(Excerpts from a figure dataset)
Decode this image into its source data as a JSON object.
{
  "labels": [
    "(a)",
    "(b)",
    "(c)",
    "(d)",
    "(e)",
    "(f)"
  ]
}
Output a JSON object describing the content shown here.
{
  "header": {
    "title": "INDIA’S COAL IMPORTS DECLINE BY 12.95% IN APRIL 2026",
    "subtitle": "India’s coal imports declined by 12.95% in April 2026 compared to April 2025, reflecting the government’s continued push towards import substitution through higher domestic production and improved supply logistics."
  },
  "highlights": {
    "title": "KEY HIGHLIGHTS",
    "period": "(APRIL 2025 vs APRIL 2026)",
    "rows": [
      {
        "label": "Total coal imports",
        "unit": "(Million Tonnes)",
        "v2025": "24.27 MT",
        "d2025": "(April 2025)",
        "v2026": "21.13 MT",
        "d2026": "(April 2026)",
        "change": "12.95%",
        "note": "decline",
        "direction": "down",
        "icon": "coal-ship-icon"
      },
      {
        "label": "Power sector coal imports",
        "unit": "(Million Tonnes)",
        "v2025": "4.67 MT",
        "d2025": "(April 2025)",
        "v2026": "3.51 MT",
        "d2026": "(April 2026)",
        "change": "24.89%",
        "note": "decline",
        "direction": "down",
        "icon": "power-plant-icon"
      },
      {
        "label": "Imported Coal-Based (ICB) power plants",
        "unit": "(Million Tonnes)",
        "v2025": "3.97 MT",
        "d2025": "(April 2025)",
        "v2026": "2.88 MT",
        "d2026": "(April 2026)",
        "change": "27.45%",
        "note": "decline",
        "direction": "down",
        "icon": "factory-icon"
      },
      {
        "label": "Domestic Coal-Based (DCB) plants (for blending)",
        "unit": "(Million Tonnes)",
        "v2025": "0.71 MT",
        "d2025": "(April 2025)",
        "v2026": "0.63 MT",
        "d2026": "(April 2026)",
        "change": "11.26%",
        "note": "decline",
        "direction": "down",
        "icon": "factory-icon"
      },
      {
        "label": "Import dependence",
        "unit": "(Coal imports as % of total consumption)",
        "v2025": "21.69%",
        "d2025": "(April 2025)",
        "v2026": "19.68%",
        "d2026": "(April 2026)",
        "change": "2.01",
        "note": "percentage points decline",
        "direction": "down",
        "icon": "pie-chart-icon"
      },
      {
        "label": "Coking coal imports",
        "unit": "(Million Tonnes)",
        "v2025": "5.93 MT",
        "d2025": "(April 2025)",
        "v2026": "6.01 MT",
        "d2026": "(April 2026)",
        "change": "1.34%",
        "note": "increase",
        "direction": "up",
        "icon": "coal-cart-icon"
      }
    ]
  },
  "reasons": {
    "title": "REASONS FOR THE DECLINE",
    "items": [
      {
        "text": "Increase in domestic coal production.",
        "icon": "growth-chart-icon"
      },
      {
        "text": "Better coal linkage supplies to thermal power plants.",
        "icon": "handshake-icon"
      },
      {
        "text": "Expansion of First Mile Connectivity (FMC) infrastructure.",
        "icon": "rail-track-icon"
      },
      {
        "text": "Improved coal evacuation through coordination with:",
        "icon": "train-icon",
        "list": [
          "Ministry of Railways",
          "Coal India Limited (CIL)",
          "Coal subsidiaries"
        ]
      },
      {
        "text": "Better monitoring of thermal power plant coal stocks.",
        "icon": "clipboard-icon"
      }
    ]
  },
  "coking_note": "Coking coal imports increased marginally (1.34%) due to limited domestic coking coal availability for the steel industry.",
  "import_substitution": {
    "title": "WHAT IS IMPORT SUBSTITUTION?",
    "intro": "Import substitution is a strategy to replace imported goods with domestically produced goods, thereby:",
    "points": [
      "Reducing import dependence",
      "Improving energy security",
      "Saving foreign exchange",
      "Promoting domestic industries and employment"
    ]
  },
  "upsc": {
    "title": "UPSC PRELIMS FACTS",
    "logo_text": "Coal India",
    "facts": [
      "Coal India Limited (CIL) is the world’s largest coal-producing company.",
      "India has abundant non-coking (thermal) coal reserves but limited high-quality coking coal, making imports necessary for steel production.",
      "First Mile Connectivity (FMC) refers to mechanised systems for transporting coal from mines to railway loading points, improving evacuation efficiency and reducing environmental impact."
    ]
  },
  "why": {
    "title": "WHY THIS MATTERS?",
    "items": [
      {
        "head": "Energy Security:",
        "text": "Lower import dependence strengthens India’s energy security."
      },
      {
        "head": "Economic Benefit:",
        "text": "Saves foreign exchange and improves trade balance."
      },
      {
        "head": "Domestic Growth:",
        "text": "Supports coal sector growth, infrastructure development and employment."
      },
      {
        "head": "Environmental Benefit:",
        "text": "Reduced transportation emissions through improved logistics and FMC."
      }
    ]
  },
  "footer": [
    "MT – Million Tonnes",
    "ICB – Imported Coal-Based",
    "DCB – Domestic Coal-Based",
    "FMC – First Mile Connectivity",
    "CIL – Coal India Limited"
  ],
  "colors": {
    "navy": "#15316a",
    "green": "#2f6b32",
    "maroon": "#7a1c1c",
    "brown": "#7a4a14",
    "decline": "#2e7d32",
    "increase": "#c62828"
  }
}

◆ **What is needed**: Restate the data above exactly, keeping each word as it stands.

◆ **Correct output**:
Decode this image into its source data as a JSON object.
{
  "labels": [
    "(a)",
    "(b)",
    "(c)",
    "(d)",
    "(e)",
    "(f)"
  ]
}
Output a JSON object describing the content shown here.
{
  "header": {
    "title": "INDIA’S COAL IMPORTS DECLINE BY 12.95% IN APRIL 2026",
    "subtitle": "India’s coal imports declined by 12.95% in April 2026 compared to April 2025, reflecting the government’s continued push towards import substitution through higher domestic production and improved supply logistics."
  },
  "highlights": {
    "title": "KEY HIGHLIGHTS",
    "period": "(APRIL 2025 vs APRIL 2026)",
    "rows": [
      {
        "label": "Total coal imports",
        "unit": "(Million Tonnes)",
        "v2025": "24.27 MT",
        "d2025": "(April 2025)",
        "v2026": "21.13 MT",
        "d2026": "(April 2026)",
        "change": "12.95%",
        "note": "decline",
        "direction": "down",
        "icon": "coal-ship-icon"
      },
      {
        "label": "Power sector coal imports",
        "unit": "(Million Tonnes)",
        "v2025": "4.67 MT",
        "d2025": "(April 2025)",
        "v2026": "3.51 MT",
        "d2026": "(April 2026)",
        "change": "24.89%",
        "note": "decline",
        "direction": "down",
        "icon": "power-plant-icon"
      },
      {
        "label": "Imported Coal-Based (ICB) power plants",
        "unit": "(Million Tonnes)",
        "v2025": "3.97 MT",
        "d2025": "(April 2025)",
        "v2026": "2.88 MT",
        "d2026": "(April 2026)",
        "change": "27.45%",
        "note": "decline",
        "direction": "down",
        "icon": "factory-icon"
      },
      {
        "label": "Domestic Coal-Based (DCB) plants (for blending)",
        "unit": "(Million Tonnes)",
        "v2025": "0.71 MT",
        "d2025": "(April 2025)",
        "v2026": "0.63 MT",
        "d2026": "(April 2026)",
        "change": "11.26%",
        "note": "decline",
        "direction": "down",
        "icon": "factory-icon"
      },
      {
        "label": "Import dependence",
        "unit": "(Coal imports as % of total consumption)",
        "v2025": "21.69%",
        "d2025": "(April 2025)",
        "v2026": "19.68%",
        "d2026": "(April 2026)",
        "change": "2.01",
        "note": "percentage points decline",
        "direction": "down",
        "icon": "pie-chart-icon"
      },
      {
        "label": "Coking coal imports",
        "unit": "(Million Tonnes)",
        "v2025": "5.93 MT",
        "d2025": "(April 2025)",
        "v2026": "6.01 MT",
        "d2026": "(April 2026)",
        "change": "1.34%",
        "note": "increase",
        "direction": "up",
        "icon": "coal-cart-icon"
      }
    ]
  },
  "reasons": {
    "title": "REASONS FOR THE DECLINE",
    "items": [
      {
        "text": "Increase in domestic coal production.",
        "icon": "growth-chart-icon"
      },
      {
        "text": "Better coal linkage supplies to thermal power plants.",
        "icon": "handshake-icon"
      },
      {
        "text": "Expansion of First Mile Connectivity (FMC) infrastructure.",
        "icon": "rail-track-icon"
      },
      {
        "text": "Improved coal evacuation through coordination with:",
        "icon": "train-icon",
        "list": [
          "Ministry of Railways",
          "Coal India Limited (CIL)",
          "Coal subsidiaries"
        ]
      },
      {
        "text": "Better monitoring of thermal power plant coal stocks.",
        "icon": "clipboard-icon"
      }
    ]
  },
  "coking_note": "Coking coal imports increased marginally (1.34%) due to limited domestic coking coal availability for the steel industry.",
  "import_substitution": {
    "title": "WHAT IS IMPORT SUBSTITUTION?",
    "intro": "Import substitution is a strategy to replace imported goods with domestically produced goods, thereby:",
    "points": [
      "Reducing import dependence",
      "Improving energy security",
      "Saving foreign exchange",
      "Promoting domestic industries and employment"
    ]
  },
  "upsc": {
    "title": "UPSC PRELIMS FACTS",
    "logo_text": "Coal India",
    "facts": [
      "Coal India Limited (CIL) is the world’s largest coal-producing company.",
      "India has abundant non-coking (thermal) coal reserves but limited high-quality coking coal, making imports necessary for steel production.",
      "First Mile Connectivity (FMC) refers to mechanised systems for transporting coal from mines to railway loading points, improving evacuation efficiency and reducing environmental impact."
    ]
  },
  "why": {
    "title": "WHY THIS MATTERS?",
    "items": [
      {
        "head": "Energy Security:",
        "text": "Lower import dependence strengthens India’s energy security."
      },
      {
        "head": "Economic Benefit:",
        "text": "Saves foreign exchange and improves trade balance."
      },
      {
        "head": "Domestic Growth:",
        "text": "Supports coal sector growth, infrastructure development and employment."
      },
      {
        "head": "Environmental Benefit:",
        "text": "Reduced transportation emissions through improved logistics and FMC."
      }
    ]
  },
  "footer": [
    "MT – Million Tonnes",
    "ICB – Imported Coal-Based",
    "DCB – Domestic Coal-Based",
    "FMC – First Mile Connectivity",
    "CIL – Coal India Limited"
  ],
  "colors": {
    "navy": "#15316a",
    "green": "#2f6b32",
    "maroon": "#7a1c1c",
    "brown": "#7a4a14",
    "decline": "#2e7d32",
    "increase": "#c62828"
  }
}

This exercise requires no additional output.